■ What the task requires
Copy out every record below exactly as written, but leave out any pictures.

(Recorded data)

start

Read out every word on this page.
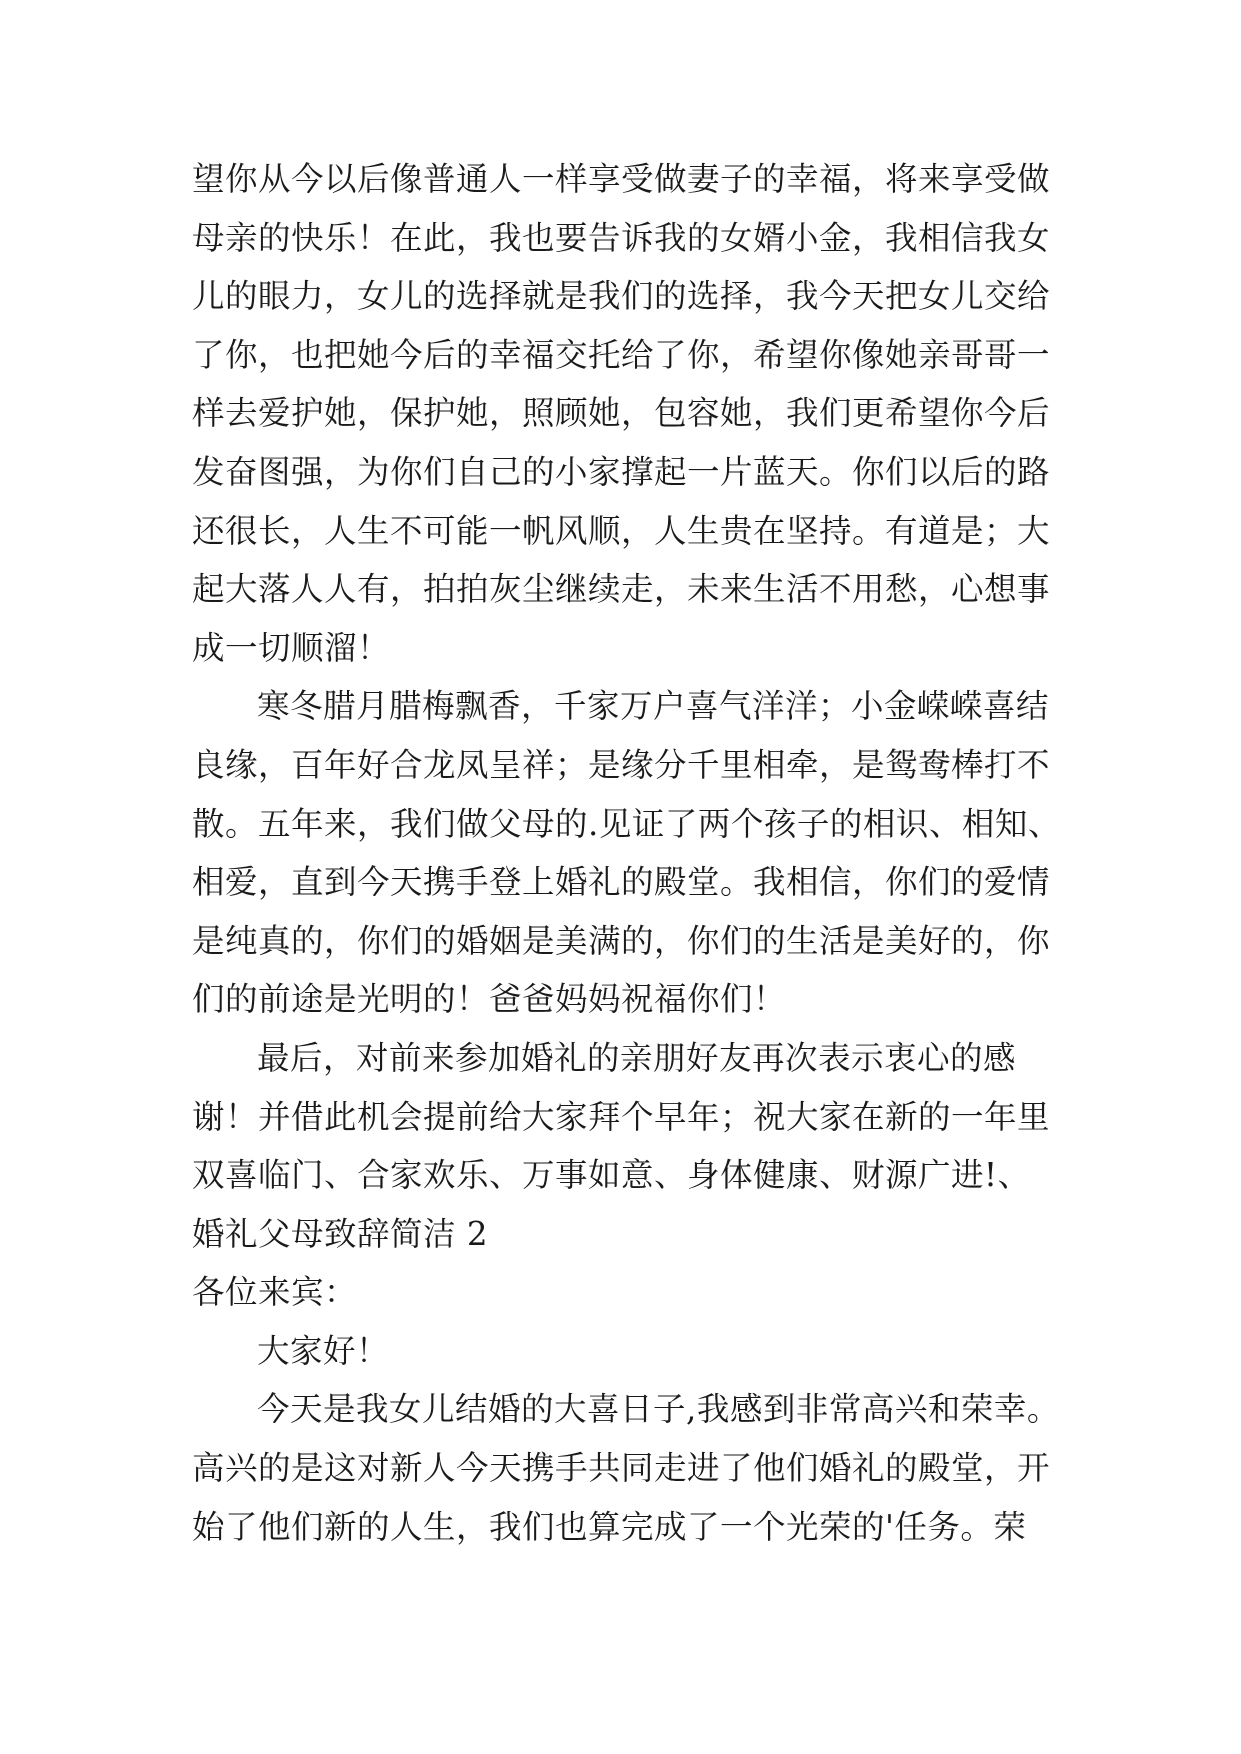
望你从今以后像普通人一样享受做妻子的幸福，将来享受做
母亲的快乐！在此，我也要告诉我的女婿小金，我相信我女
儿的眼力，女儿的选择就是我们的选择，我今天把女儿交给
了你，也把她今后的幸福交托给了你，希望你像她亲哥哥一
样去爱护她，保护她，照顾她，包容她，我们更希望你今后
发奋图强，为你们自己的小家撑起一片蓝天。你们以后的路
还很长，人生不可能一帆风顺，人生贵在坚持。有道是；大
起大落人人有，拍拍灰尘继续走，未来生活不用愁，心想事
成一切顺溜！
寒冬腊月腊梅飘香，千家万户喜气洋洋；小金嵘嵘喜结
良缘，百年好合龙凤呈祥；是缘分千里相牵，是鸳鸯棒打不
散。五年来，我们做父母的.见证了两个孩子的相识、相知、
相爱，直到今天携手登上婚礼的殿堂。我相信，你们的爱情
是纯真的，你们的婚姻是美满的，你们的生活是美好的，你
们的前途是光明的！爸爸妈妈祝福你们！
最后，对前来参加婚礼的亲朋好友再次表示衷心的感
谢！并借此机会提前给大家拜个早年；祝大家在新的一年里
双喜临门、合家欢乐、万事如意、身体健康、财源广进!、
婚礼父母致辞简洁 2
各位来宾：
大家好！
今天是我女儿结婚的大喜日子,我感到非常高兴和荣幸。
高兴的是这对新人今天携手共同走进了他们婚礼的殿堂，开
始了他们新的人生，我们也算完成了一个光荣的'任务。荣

end

■ Finished task
Read out every word on this page.
望你从今以后像普通人一样享受做妻子的幸福，将来享受做
母亲的快乐！在此，我也要告诉我的女婿小金，我相信我女
儿的眼力，女儿的选择就是我们的选择，我今天把女儿交给
了你，也把她今后的幸福交托给了你，希望你像她亲哥哥一
样去爱护她，保护她，照顾她，包容她，我们更希望你今后
发奋图强，为你们自己的小家撑起一片蓝天。你们以后的路
还很长，人生不可能一帆风顺，人生贵在坚持。有道是；大
起大落人人有，拍拍灰尘继续走，未来生活不用愁，心想事
成一切顺溜！
寒冬腊月腊梅飘香，千家万户喜气洋洋；小金嵘嵘喜结
良缘，百年好合龙凤呈祥；是缘分千里相牵，是鸳鸯棒打不
散。五年来，我们做父母的.见证了两个孩子的相识、相知、
相爱，直到今天携手登上婚礼的殿堂。我相信，你们的爱情
是纯真的，你们的婚姻是美满的，你们的生活是美好的，你
们的前途是光明的！爸爸妈妈祝福你们！
最后，对前来参加婚礼的亲朋好友再次表示衷心的感
谢！并借此机会提前给大家拜个早年；祝大家在新的一年里
双喜临门、合家欢乐、万事如意、身体健康、财源广进!、
婚礼父母致辞简洁 2
各位来宾：
大家好！
今天是我女儿结婚的大喜日子,我感到非常高兴和荣幸。
高兴的是这对新人今天携手共同走进了他们婚礼的殿堂，开
始了他们新的人生，我们也算完成了一个光荣的'任务。荣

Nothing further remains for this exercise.